The problem:
Give all the lines below again, exactly, with no pictures.

Dataset items
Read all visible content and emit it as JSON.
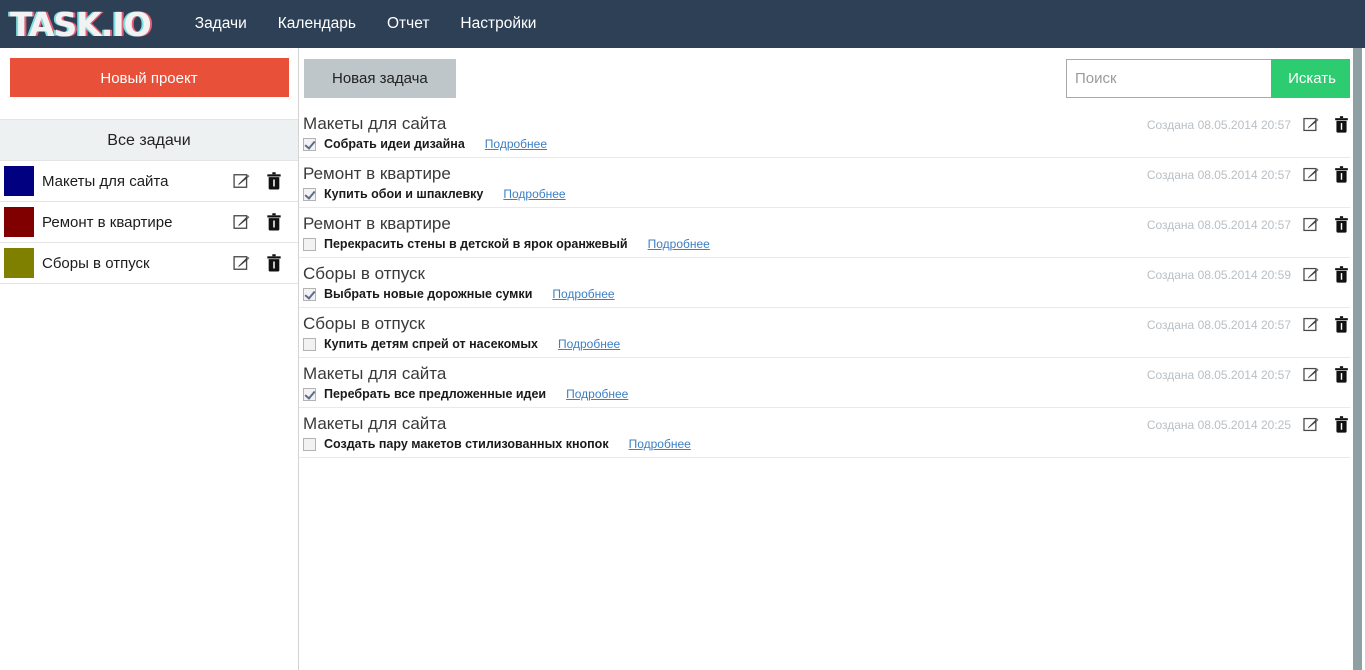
{
  "navbar": {
    "logo": "TASK.IO",
    "links": [
      {
        "label": "Задачи"
      },
      {
        "label": "Календарь"
      },
      {
        "label": "Отчет"
      },
      {
        "label": "Настройки"
      }
    ]
  },
  "sidebar": {
    "new_project_label": "Новый проект",
    "all_tasks_label": "Все задачи",
    "projects": [
      {
        "name": "Макеты для сайта",
        "color": "#000080"
      },
      {
        "name": "Ремонт в квартире",
        "color": "#800000"
      },
      {
        "name": "Сборы в отпуск",
        "color": "#808000"
      }
    ]
  },
  "toolbar": {
    "new_task_label": "Новая задача",
    "search_placeholder": "Поиск",
    "search_value": "",
    "search_button_label": "Искать"
  },
  "tasks": {
    "details_label": "Подробнее",
    "items": [
      {
        "project": "Макеты для сайта",
        "text": "Собрать идеи дизайна",
        "done": true,
        "created": "Создана 08.05.2014 20:57"
      },
      {
        "project": "Ремонт в квартире",
        "text": "Купить обои и шпаклевку",
        "done": true,
        "created": "Создана 08.05.2014 20:57"
      },
      {
        "project": "Ремонт в квартире",
        "text": "Перекрасить стены в детской в ярок оранжевый",
        "done": false,
        "created": "Создана 08.05.2014 20:57"
      },
      {
        "project": "Сборы в отпуск",
        "text": "Выбрать новые дорожные сумки",
        "done": true,
        "created": "Создана 08.05.2014 20:59"
      },
      {
        "project": "Сборы в отпуск",
        "text": "Купить детям спрей от насекомых",
        "done": false,
        "created": "Создана 08.05.2014 20:57"
      },
      {
        "project": "Макеты для сайта",
        "text": "Перебрать все предложенные идеи",
        "done": true,
        "created": "Создана 08.05.2014 20:57"
      },
      {
        "project": "Макеты для сайта",
        "text": "Создать пару макетов стилизованных кнопок",
        "done": false,
        "created": "Создана 08.05.2014 20:25"
      }
    ]
  },
  "colors": {
    "navbar_bg": "#2e4055",
    "new_project_bg": "#e8503a",
    "search_button_bg": "#2ecc71",
    "link_blue": "#3c7fc4"
  }
}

Exercise answer:
Read all visible content and emit it as JSON.
{
  "navbar": {
    "logo": "TASK.IO",
    "links": [
      {
        "label": "Задачи"
      },
      {
        "label": "Календарь"
      },
      {
        "label": "Отчет"
      },
      {
        "label": "Настройки"
      }
    ]
  },
  "sidebar": {
    "new_project_label": "Новый проект",
    "all_tasks_label": "Все задачи",
    "projects": [
      {
        "name": "Макеты для сайта",
        "color": "#000080"
      },
      {
        "name": "Ремонт в квартире",
        "color": "#800000"
      },
      {
        "name": "Сборы в отпуск",
        "color": "#808000"
      }
    ]
  },
  "toolbar": {
    "new_task_label": "Новая задача",
    "search_placeholder": "Поиск",
    "search_value": "",
    "search_button_label": "Искать"
  },
  "tasks": {
    "details_label": "Подробнее",
    "items": [
      {
        "project": "Макеты для сайта",
        "text": "Собрать идеи дизайна",
        "done": true,
        "created": "Создана 08.05.2014 20:57"
      },
      {
        "project": "Ремонт в квартире",
        "text": "Купить обои и шпаклевку",
        "done": true,
        "created": "Создана 08.05.2014 20:57"
      },
      {
        "project": "Ремонт в квартире",
        "text": "Перекрасить стены в детской в ярок оранжевый",
        "done": false,
        "created": "Создана 08.05.2014 20:57"
      },
      {
        "project": "Сборы в отпуск",
        "text": "Выбрать новые дорожные сумки",
        "done": true,
        "created": "Создана 08.05.2014 20:59"
      },
      {
        "project": "Сборы в отпуск",
        "text": "Купить детям спрей от насекомых",
        "done": false,
        "created": "Создана 08.05.2014 20:57"
      },
      {
        "project": "Макеты для сайта",
        "text": "Перебрать все предложенные идеи",
        "done": true,
        "created": "Создана 08.05.2014 20:57"
      },
      {
        "project": "Макеты для сайта",
        "text": "Создать пару макетов стилизованных кнопок",
        "done": false,
        "created": "Создана 08.05.2014 20:25"
      }
    ]
  },
  "colors": {
    "navbar_bg": "#2e4055",
    "new_project_bg": "#e8503a",
    "search_button_bg": "#2ecc71",
    "link_blue": "#3c7fc4"
  }
}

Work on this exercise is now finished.